Given problem
Print the entries below word for word; the pictures stay out of your copy.

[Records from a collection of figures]
---+---

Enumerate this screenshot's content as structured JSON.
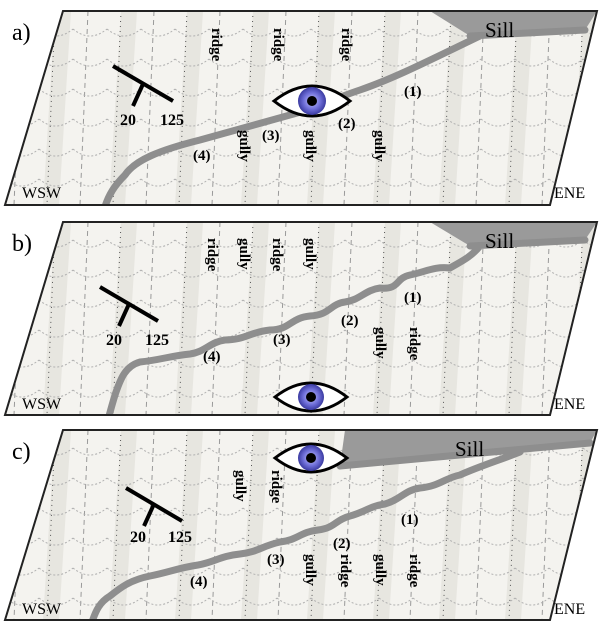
{
  "colors": {
    "frame": "#222222",
    "stripe_light": "#f4f3ef",
    "stripe_dark": "#dcdad4",
    "sill_fill": "#9a9a9a",
    "contact_line": "#8e8e8e",
    "eye_iris": "#6e6ed8",
    "eye_pupil": "#000000",
    "layer_marks": "#b0b0b0"
  },
  "panels": [
    {
      "label": "a)",
      "sill_label": "Sill",
      "left_corner": "WSW",
      "right_corner": "ENE",
      "strike_dip": {
        "dip": "20",
        "strike": "125"
      },
      "words": [
        "ridge",
        "ridge",
        "ridge",
        "gully",
        "gully",
        "gully"
      ],
      "numbers": [
        "(1)",
        "(2)",
        "(3)",
        "(4)"
      ],
      "eye_icon": "eye-icon"
    },
    {
      "label": "b)",
      "sill_label": "Sill",
      "left_corner": "WSW",
      "right_corner": "ENE",
      "strike_dip": {
        "dip": "20",
        "strike": "125"
      },
      "words": [
        "ridge",
        "gully",
        "ridge",
        "gully",
        "gully",
        "ridge"
      ],
      "numbers": [
        "(1)",
        "(2)",
        "(3)",
        "(4)"
      ],
      "eye_icon": "eye-icon"
    },
    {
      "label": "c)",
      "sill_label": "Sill",
      "left_corner": "WSW",
      "right_corner": "ENE",
      "strike_dip": {
        "dip": "20",
        "strike": "125"
      },
      "words": [
        "gully",
        "ridge",
        "gully",
        "ridge",
        "gully",
        "ridge"
      ],
      "numbers": [
        "(1)",
        "(2)",
        "(3)",
        "(4)"
      ],
      "eye_icon": "eye-icon"
    }
  ]
}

---+---

Answer to this exercise
Enumerate this screenshot's content as structured JSON.
{
  "colors": {
    "frame": "#222222",
    "stripe_light": "#f4f3ef",
    "stripe_dark": "#dcdad4",
    "sill_fill": "#9a9a9a",
    "contact_line": "#8e8e8e",
    "eye_iris": "#6e6ed8",
    "eye_pupil": "#000000",
    "layer_marks": "#b0b0b0"
  },
  "panels": [
    {
      "label": "a)",
      "sill_label": "Sill",
      "left_corner": "WSW",
      "right_corner": "ENE",
      "strike_dip": {
        "dip": "20",
        "strike": "125"
      },
      "words": [
        "ridge",
        "ridge",
        "ridge",
        "gully",
        "gully",
        "gully"
      ],
      "numbers": [
        "(1)",
        "(2)",
        "(3)",
        "(4)"
      ],
      "eye_icon": "eye-icon"
    },
    {
      "label": "b)",
      "sill_label": "Sill",
      "left_corner": "WSW",
      "right_corner": "ENE",
      "strike_dip": {
        "dip": "20",
        "strike": "125"
      },
      "words": [
        "ridge",
        "gully",
        "ridge",
        "gully",
        "gully",
        "ridge"
      ],
      "numbers": [
        "(1)",
        "(2)",
        "(3)",
        "(4)"
      ],
      "eye_icon": "eye-icon"
    },
    {
      "label": "c)",
      "sill_label": "Sill",
      "left_corner": "WSW",
      "right_corner": "ENE",
      "strike_dip": {
        "dip": "20",
        "strike": "125"
      },
      "words": [
        "gully",
        "ridge",
        "gully",
        "ridge",
        "gully",
        "ridge"
      ],
      "numbers": [
        "(1)",
        "(2)",
        "(3)",
        "(4)"
      ],
      "eye_icon": "eye-icon"
    }
  ]
}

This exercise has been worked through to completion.